Copy each line below that includes "stalls".

Items listed in a dataset:
## start
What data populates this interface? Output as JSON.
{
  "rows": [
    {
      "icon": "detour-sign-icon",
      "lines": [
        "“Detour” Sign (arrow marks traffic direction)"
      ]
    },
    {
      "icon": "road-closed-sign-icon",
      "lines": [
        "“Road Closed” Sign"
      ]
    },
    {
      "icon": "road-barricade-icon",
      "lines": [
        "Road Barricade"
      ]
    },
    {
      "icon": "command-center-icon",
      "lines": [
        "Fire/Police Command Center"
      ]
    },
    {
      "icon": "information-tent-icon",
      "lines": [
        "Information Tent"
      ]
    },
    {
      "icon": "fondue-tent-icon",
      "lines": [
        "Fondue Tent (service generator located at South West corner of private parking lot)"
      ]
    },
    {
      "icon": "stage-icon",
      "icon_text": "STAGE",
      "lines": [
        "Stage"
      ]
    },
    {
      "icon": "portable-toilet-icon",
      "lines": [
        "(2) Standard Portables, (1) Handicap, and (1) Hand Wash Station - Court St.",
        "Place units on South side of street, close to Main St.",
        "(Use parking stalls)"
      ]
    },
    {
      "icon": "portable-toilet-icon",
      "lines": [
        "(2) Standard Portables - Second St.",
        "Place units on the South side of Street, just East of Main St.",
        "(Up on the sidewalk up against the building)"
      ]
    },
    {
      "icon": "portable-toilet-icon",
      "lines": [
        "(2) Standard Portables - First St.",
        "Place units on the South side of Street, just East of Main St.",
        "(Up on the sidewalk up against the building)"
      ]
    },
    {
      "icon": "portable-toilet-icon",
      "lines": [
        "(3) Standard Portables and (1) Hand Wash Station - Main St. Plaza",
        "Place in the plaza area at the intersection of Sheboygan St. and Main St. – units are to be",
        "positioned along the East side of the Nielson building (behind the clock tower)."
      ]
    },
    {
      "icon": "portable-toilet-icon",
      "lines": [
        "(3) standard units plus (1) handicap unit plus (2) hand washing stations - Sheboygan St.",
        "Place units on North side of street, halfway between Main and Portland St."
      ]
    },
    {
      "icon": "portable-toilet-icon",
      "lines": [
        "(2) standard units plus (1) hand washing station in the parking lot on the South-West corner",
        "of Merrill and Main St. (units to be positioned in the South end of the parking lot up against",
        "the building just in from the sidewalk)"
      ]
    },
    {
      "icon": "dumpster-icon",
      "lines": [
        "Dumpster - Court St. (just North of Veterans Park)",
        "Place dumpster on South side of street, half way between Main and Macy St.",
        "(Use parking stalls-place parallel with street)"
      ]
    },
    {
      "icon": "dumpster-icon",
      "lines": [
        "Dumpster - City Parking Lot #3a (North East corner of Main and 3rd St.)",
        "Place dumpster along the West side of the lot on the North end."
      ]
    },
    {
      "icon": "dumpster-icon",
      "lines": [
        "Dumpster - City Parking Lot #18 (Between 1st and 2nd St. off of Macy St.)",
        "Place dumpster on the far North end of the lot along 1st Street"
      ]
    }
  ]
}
## end
The reply:
        "(Use parking stalls)"
        "(Use parking stalls-place parallel with street)"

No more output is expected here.